What you should do: In the entries below, find the lines that contain the word "name" and copy them.

— Start of Excerpted records —

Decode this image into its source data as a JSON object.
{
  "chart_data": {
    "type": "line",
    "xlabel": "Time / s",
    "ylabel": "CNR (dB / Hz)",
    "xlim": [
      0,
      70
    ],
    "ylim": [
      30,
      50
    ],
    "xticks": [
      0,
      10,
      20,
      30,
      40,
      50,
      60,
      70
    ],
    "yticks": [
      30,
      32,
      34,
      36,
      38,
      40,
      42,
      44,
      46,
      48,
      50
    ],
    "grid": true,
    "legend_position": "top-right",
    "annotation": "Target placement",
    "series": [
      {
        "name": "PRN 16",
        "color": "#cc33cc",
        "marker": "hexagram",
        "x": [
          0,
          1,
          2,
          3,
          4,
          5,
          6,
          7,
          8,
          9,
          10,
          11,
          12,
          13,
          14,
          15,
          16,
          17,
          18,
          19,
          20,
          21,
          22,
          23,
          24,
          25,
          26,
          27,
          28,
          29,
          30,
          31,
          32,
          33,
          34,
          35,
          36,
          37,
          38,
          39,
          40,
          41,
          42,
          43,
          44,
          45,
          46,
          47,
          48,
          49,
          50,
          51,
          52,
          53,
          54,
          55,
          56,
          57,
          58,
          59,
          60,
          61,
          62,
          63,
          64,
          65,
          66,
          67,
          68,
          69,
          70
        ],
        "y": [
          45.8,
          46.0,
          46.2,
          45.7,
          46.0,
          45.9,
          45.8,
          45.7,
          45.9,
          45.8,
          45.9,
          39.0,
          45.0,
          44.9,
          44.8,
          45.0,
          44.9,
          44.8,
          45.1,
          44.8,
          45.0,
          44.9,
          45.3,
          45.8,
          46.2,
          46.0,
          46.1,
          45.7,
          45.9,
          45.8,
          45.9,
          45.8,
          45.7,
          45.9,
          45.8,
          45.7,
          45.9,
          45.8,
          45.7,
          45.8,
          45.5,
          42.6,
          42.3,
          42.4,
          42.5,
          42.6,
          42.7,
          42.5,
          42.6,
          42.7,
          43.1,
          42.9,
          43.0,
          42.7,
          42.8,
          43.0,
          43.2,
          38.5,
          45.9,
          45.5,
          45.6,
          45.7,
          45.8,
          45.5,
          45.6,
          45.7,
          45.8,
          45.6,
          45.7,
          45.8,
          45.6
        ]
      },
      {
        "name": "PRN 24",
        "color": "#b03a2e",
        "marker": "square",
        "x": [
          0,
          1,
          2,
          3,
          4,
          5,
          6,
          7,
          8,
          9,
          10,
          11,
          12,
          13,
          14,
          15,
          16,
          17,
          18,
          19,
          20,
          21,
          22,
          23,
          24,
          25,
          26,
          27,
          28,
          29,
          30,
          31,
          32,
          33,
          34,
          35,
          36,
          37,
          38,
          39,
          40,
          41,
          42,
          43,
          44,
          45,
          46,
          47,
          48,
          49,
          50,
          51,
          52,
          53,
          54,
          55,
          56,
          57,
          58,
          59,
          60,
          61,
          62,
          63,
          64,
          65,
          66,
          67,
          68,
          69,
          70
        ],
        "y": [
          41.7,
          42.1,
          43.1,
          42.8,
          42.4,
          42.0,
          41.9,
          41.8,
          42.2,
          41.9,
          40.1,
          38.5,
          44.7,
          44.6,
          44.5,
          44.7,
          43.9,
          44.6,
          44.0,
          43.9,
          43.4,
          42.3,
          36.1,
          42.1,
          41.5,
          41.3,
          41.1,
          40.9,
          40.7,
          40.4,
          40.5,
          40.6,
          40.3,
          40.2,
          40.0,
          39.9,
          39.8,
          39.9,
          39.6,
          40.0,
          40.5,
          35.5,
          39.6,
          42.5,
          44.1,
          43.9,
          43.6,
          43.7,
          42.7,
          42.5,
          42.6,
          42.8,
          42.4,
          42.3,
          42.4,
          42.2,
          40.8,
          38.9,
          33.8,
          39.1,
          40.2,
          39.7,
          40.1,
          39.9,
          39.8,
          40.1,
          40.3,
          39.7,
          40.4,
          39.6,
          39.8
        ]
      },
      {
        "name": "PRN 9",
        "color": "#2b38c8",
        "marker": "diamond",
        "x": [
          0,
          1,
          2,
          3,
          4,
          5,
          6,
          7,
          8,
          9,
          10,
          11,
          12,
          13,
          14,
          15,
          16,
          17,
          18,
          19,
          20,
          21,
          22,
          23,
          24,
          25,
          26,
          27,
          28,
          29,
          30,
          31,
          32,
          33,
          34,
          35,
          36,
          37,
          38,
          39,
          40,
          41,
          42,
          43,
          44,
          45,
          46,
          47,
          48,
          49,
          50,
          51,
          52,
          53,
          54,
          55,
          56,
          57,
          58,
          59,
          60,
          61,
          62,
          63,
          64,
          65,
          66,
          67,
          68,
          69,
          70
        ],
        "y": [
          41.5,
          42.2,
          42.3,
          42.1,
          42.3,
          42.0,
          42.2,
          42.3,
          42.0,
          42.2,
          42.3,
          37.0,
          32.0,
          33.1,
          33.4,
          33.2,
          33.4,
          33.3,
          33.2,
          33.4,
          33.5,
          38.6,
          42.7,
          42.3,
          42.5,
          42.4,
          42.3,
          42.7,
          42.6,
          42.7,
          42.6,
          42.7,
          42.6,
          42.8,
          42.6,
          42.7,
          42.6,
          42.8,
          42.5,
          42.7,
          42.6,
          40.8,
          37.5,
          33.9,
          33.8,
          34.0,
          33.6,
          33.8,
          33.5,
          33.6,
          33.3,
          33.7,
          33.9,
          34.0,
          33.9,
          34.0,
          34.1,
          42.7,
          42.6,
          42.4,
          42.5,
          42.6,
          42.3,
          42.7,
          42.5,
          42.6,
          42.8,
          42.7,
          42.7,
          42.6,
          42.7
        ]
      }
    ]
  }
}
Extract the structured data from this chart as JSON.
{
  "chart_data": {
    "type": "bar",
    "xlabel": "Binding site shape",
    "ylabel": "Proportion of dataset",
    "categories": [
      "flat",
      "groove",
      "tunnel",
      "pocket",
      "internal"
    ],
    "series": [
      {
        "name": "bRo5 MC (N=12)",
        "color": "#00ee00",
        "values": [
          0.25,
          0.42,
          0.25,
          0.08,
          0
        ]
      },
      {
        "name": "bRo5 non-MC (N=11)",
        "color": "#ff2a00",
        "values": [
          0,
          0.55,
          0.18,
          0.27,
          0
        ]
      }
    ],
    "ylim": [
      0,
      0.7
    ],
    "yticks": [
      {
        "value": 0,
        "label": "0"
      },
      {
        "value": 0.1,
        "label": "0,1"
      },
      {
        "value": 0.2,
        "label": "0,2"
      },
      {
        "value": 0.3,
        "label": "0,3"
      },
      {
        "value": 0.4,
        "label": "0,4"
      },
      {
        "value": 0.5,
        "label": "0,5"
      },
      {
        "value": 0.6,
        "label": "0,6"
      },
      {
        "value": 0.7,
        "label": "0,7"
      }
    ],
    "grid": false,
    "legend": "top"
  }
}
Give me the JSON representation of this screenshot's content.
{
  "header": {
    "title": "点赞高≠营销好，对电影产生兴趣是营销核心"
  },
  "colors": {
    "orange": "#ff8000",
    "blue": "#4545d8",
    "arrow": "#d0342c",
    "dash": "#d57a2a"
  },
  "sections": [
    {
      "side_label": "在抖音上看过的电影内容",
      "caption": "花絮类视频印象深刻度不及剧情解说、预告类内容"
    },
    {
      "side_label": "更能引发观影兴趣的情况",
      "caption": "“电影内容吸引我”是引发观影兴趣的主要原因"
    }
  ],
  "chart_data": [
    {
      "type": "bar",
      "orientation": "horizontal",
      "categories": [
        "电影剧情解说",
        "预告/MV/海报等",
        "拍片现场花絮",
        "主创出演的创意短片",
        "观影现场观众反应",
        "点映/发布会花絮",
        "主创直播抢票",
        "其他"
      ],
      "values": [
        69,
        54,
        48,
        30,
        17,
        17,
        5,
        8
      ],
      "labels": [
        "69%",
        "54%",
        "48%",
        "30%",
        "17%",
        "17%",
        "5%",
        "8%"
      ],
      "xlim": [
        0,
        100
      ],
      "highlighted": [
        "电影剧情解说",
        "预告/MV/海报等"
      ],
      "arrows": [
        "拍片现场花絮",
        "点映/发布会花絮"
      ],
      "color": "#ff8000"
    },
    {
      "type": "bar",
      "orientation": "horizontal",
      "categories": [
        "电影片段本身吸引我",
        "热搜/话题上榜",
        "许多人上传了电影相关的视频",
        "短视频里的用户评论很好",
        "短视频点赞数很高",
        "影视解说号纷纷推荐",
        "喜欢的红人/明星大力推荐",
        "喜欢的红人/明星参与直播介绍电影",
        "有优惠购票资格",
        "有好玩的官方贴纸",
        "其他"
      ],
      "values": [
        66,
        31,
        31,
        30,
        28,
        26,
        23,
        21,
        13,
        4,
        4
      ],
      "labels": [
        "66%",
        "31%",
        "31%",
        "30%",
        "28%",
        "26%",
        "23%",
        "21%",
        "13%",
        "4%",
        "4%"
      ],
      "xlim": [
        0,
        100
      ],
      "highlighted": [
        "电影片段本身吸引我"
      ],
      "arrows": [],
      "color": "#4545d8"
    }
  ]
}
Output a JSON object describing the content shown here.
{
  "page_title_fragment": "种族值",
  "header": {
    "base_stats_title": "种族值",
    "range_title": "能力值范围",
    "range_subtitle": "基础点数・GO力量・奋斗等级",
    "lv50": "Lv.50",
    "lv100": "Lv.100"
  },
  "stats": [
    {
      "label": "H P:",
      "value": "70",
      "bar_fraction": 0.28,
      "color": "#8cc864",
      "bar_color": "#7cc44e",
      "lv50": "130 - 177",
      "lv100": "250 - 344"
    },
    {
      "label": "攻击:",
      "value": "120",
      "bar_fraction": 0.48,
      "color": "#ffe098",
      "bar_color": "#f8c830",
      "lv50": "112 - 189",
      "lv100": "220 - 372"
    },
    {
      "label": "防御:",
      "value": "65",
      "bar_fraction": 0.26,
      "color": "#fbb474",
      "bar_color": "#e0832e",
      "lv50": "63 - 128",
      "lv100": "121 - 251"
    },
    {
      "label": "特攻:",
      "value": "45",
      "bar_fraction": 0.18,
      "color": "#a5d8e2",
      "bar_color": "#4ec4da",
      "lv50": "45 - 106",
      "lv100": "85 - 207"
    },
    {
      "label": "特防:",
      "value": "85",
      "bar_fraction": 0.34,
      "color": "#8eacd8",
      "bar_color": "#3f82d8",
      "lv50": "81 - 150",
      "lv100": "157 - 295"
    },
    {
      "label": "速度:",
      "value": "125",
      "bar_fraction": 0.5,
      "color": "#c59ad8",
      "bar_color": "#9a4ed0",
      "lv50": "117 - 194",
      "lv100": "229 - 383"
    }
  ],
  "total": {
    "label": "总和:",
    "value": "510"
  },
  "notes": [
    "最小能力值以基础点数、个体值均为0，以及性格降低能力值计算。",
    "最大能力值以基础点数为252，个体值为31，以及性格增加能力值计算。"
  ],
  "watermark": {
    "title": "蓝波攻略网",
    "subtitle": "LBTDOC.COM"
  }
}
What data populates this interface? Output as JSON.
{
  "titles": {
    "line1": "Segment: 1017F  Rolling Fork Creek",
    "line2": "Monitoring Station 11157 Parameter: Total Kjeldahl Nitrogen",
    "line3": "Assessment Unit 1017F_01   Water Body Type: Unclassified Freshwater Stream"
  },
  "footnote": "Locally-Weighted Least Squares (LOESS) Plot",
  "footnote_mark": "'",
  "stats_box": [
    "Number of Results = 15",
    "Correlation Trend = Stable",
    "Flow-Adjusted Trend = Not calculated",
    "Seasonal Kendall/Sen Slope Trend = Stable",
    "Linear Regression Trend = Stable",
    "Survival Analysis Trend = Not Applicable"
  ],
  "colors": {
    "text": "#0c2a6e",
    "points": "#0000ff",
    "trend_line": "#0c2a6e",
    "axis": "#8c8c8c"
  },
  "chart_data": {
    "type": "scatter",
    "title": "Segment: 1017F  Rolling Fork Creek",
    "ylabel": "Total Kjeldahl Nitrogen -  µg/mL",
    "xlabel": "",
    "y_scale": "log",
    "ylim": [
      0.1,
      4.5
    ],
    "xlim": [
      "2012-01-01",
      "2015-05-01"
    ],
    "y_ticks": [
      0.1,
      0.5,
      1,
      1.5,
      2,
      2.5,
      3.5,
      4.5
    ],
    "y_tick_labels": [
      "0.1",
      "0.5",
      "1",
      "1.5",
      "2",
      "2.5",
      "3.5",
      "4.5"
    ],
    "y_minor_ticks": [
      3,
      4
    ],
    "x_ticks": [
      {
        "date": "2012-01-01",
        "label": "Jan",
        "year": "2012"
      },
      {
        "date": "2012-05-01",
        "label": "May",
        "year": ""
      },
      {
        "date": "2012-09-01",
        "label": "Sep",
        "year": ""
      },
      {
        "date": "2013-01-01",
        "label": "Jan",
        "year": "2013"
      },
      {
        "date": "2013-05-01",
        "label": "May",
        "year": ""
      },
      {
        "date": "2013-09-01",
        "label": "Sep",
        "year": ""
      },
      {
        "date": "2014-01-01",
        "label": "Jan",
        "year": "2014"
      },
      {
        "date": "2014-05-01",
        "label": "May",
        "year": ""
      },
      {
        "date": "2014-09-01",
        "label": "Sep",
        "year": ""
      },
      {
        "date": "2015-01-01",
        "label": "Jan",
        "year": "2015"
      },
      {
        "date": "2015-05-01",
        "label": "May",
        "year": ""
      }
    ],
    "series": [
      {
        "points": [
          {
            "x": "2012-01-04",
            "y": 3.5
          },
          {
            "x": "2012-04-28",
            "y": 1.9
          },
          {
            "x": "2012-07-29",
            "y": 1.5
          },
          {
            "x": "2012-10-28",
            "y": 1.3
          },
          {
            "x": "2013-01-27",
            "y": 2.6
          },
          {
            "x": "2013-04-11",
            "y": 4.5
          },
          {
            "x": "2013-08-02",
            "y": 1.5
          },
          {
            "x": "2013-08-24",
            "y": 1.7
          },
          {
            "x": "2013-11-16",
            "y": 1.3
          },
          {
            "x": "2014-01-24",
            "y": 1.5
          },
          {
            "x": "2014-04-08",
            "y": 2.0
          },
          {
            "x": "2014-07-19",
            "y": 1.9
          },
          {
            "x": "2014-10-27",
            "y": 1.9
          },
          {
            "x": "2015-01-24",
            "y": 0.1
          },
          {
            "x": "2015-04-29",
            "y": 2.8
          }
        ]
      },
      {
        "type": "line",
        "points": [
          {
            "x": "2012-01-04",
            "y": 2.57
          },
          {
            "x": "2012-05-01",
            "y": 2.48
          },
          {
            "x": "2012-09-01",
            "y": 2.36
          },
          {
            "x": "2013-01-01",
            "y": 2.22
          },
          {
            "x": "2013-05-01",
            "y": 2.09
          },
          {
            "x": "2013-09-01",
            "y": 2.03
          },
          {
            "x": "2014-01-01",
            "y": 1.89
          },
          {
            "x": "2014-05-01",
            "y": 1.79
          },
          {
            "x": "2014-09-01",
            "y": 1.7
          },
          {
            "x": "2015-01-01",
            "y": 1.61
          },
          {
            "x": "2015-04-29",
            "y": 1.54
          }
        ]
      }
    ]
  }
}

— End of Excerpted records —

Output of the exercise:
        "name": "PRN 16",
        "name": "PRN 24",
        "name": "PRN 9",
        "name": "bRo5 MC (N=12)",
        "name": "bRo5 non-MC (N=11)",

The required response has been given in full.